[Start of Raw data]
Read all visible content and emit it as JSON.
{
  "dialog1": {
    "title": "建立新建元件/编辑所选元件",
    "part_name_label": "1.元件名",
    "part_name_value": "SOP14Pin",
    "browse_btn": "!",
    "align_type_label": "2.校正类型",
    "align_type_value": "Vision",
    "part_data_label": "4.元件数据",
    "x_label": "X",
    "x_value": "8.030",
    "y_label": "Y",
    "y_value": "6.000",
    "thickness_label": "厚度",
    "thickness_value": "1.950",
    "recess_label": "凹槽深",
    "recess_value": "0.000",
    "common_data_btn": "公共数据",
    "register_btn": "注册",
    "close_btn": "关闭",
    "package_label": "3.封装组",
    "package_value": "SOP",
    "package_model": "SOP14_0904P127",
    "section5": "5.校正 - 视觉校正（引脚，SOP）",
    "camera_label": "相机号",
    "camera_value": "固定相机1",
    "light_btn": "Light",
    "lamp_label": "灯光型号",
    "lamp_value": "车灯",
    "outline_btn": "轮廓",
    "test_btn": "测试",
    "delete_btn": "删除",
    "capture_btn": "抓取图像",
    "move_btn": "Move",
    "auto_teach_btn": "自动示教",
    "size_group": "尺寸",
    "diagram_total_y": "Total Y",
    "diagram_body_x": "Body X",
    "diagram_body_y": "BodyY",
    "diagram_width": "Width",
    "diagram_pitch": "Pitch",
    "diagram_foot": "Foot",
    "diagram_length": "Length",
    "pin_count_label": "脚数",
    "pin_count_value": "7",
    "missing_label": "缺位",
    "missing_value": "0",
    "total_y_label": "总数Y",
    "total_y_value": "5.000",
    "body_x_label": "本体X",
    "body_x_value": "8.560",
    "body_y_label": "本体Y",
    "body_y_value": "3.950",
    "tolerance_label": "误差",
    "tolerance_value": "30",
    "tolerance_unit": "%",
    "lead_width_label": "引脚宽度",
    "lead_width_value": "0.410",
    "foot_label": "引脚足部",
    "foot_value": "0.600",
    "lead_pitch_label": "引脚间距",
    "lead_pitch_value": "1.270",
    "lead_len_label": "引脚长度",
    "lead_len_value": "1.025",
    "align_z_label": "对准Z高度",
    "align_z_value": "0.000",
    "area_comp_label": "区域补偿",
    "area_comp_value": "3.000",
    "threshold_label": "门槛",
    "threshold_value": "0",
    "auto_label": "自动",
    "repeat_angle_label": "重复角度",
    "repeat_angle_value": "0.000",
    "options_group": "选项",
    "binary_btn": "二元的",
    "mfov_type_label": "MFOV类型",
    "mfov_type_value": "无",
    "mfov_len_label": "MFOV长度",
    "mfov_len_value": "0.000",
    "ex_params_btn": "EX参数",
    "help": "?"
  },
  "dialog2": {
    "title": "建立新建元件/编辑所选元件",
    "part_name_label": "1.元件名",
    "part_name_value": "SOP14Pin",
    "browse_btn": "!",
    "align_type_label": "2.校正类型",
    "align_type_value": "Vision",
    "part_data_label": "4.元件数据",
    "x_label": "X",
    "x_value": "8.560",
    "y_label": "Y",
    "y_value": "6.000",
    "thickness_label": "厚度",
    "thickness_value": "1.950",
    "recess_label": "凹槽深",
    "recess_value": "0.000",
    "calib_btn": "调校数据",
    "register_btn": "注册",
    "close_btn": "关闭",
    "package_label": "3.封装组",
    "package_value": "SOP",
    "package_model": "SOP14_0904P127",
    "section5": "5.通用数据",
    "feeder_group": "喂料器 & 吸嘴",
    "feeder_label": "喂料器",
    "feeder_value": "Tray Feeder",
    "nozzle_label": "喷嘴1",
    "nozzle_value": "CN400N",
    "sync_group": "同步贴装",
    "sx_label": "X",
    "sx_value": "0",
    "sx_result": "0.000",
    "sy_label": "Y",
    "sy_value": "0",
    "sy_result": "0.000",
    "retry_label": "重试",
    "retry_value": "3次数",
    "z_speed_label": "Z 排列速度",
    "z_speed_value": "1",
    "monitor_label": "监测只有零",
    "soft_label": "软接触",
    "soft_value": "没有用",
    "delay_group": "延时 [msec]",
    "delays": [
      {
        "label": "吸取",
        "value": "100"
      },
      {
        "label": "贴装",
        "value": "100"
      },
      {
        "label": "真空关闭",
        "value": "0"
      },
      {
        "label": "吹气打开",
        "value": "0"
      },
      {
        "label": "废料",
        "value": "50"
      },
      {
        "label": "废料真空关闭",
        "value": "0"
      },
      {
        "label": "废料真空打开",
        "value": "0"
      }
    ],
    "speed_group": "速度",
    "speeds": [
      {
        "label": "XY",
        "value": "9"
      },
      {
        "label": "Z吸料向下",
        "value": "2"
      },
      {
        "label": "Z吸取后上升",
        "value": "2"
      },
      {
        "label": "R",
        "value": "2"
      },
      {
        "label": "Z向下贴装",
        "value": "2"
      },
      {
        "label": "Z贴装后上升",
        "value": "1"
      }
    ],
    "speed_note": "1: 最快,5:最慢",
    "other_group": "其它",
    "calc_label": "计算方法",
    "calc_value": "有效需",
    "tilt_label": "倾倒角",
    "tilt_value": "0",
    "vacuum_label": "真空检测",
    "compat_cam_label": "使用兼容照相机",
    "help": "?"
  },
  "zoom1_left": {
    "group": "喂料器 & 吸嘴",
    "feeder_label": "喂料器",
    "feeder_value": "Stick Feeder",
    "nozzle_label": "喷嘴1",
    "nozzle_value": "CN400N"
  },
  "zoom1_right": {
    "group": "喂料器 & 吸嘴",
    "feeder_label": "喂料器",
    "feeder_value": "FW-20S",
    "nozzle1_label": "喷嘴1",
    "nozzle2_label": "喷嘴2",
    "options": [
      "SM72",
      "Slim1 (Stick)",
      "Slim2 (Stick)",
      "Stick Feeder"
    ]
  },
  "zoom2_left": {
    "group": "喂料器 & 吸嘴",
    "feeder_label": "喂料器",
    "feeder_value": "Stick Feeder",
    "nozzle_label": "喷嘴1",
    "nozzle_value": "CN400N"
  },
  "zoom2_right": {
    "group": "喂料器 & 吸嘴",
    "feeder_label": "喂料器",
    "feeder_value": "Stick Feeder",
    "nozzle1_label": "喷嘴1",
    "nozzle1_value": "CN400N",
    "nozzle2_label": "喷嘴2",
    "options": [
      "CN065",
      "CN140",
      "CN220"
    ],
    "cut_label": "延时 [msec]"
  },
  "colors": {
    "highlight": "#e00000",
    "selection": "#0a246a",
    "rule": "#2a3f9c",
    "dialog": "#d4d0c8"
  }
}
[End of Raw data]
Objective:
Above are the records; retype them all without a single difference.

Answer to the task:
Read all visible content and emit it as JSON.
{
  "dialog1": {
    "title": "建立新建元件/编辑所选元件",
    "part_name_label": "1.元件名",
    "part_name_value": "SOP14Pin",
    "browse_btn": "!",
    "align_type_label": "2.校正类型",
    "align_type_value": "Vision",
    "part_data_label": "4.元件数据",
    "x_label": "X",
    "x_value": "8.030",
    "y_label": "Y",
    "y_value": "6.000",
    "thickness_label": "厚度",
    "thickness_value": "1.950",
    "recess_label": "凹槽深",
    "recess_value": "0.000",
    "common_data_btn": "公共数据",
    "register_btn": "注册",
    "close_btn": "关闭",
    "package_label": "3.封装组",
    "package_value": "SOP",
    "package_model": "SOP14_0904P127",
    "section5": "5.校正 - 视觉校正（引脚，SOP）",
    "camera_label": "相机号",
    "camera_value": "固定相机1",
    "light_btn": "Light",
    "lamp_label": "灯光型号",
    "lamp_value": "车灯",
    "outline_btn": "轮廓",
    "test_btn": "测试",
    "delete_btn": "删除",
    "capture_btn": "抓取图像",
    "move_btn": "Move",
    "auto_teach_btn": "自动示教",
    "size_group": "尺寸",
    "diagram_total_y": "Total Y",
    "diagram_body_x": "Body X",
    "diagram_body_y": "BodyY",
    "diagram_width": "Width",
    "diagram_pitch": "Pitch",
    "diagram_foot": "Foot",
    "diagram_length": "Length",
    "pin_count_label": "脚数",
    "pin_count_value": "7",
    "missing_label": "缺位",
    "missing_value": "0",
    "total_y_label": "总数Y",
    "total_y_value": "5.000",
    "body_x_label": "本体X",
    "body_x_value": "8.560",
    "body_y_label": "本体Y",
    "body_y_value": "3.950",
    "tolerance_label": "误差",
    "tolerance_value": "30",
    "tolerance_unit": "%",
    "lead_width_label": "引脚宽度",
    "lead_width_value": "0.410",
    "foot_label": "引脚足部",
    "foot_value": "0.600",
    "lead_pitch_label": "引脚间距",
    "lead_pitch_value": "1.270",
    "lead_len_label": "引脚长度",
    "lead_len_value": "1.025",
    "align_z_label": "对准Z高度",
    "align_z_value": "0.000",
    "area_comp_label": "区域补偿",
    "area_comp_value": "3.000",
    "threshold_label": "门槛",
    "threshold_value": "0",
    "auto_label": "自动",
    "repeat_angle_label": "重复角度",
    "repeat_angle_value": "0.000",
    "options_group": "选项",
    "binary_btn": "二元的",
    "mfov_type_label": "MFOV类型",
    "mfov_type_value": "无",
    "mfov_len_label": "MFOV长度",
    "mfov_len_value": "0.000",
    "ex_params_btn": "EX参数",
    "help": "?"
  },
  "dialog2": {
    "title": "建立新建元件/编辑所选元件",
    "part_name_label": "1.元件名",
    "part_name_value": "SOP14Pin",
    "browse_btn": "!",
    "align_type_label": "2.校正类型",
    "align_type_value": "Vision",
    "part_data_label": "4.元件数据",
    "x_label": "X",
    "x_value": "8.560",
    "y_label": "Y",
    "y_value": "6.000",
    "thickness_label": "厚度",
    "thickness_value": "1.950",
    "recess_label": "凹槽深",
    "recess_value": "0.000",
    "calib_btn": "调校数据",
    "register_btn": "注册",
    "close_btn": "关闭",
    "package_label": "3.封装组",
    "package_value": "SOP",
    "package_model": "SOP14_0904P127",
    "section5": "5.通用数据",
    "feeder_group": "喂料器 & 吸嘴",
    "feeder_label": "喂料器",
    "feeder_value": "Tray Feeder",
    "nozzle_label": "喷嘴1",
    "nozzle_value": "CN400N",
    "sync_group": "同步贴装",
    "sx_label": "X",
    "sx_value": "0",
    "sx_result": "0.000",
    "sy_label": "Y",
    "sy_value": "0",
    "sy_result": "0.000",
    "retry_label": "重试",
    "retry_value": "3次数",
    "z_speed_label": "Z 排列速度",
    "z_speed_value": "1",
    "monitor_label": "监测只有零",
    "soft_label": "软接触",
    "soft_value": "没有用",
    "delay_group": "延时 [msec]",
    "delays": [
      {
        "label": "吸取",
        "value": "100"
      },
      {
        "label": "贴装",
        "value": "100"
      },
      {
        "label": "真空关闭",
        "value": "0"
      },
      {
        "label": "吹气打开",
        "value": "0"
      },
      {
        "label": "废料",
        "value": "50"
      },
      {
        "label": "废料真空关闭",
        "value": "0"
      },
      {
        "label": "废料真空打开",
        "value": "0"
      }
    ],
    "speed_group": "速度",
    "speeds": [
      {
        "label": "XY",
        "value": "9"
      },
      {
        "label": "Z吸料向下",
        "value": "2"
      },
      {
        "label": "Z吸取后上升",
        "value": "2"
      },
      {
        "label": "R",
        "value": "2"
      },
      {
        "label": "Z向下贴装",
        "value": "2"
      },
      {
        "label": "Z贴装后上升",
        "value": "1"
      }
    ],
    "speed_note": "1: 最快,5:最慢",
    "other_group": "其它",
    "calc_label": "计算方法",
    "calc_value": "有效需",
    "tilt_label": "倾倒角",
    "tilt_value": "0",
    "vacuum_label": "真空检测",
    "compat_cam_label": "使用兼容照相机",
    "help": "?"
  },
  "zoom1_left": {
    "group": "喂料器 & 吸嘴",
    "feeder_label": "喂料器",
    "feeder_value": "Stick Feeder",
    "nozzle_label": "喷嘴1",
    "nozzle_value": "CN400N"
  },
  "zoom1_right": {
    "group": "喂料器 & 吸嘴",
    "feeder_label": "喂料器",
    "feeder_value": "FW-20S",
    "nozzle1_label": "喷嘴1",
    "nozzle2_label": "喷嘴2",
    "options": [
      "SM72",
      "Slim1 (Stick)",
      "Slim2 (Stick)",
      "Stick Feeder"
    ]
  },
  "zoom2_left": {
    "group": "喂料器 & 吸嘴",
    "feeder_label": "喂料器",
    "feeder_value": "Stick Feeder",
    "nozzle_label": "喷嘴1",
    "nozzle_value": "CN400N"
  },
  "zoom2_right": {
    "group": "喂料器 & 吸嘴",
    "feeder_label": "喂料器",
    "feeder_value": "Stick Feeder",
    "nozzle1_label": "喷嘴1",
    "nozzle1_value": "CN400N",
    "nozzle2_label": "喷嘴2",
    "options": [
      "CN065",
      "CN140",
      "CN220"
    ],
    "cut_label": "延时 [msec]"
  },
  "colors": {
    "highlight": "#e00000",
    "selection": "#0a246a",
    "rule": "#2a3f9c",
    "dialog": "#d4d0c8"
  }
}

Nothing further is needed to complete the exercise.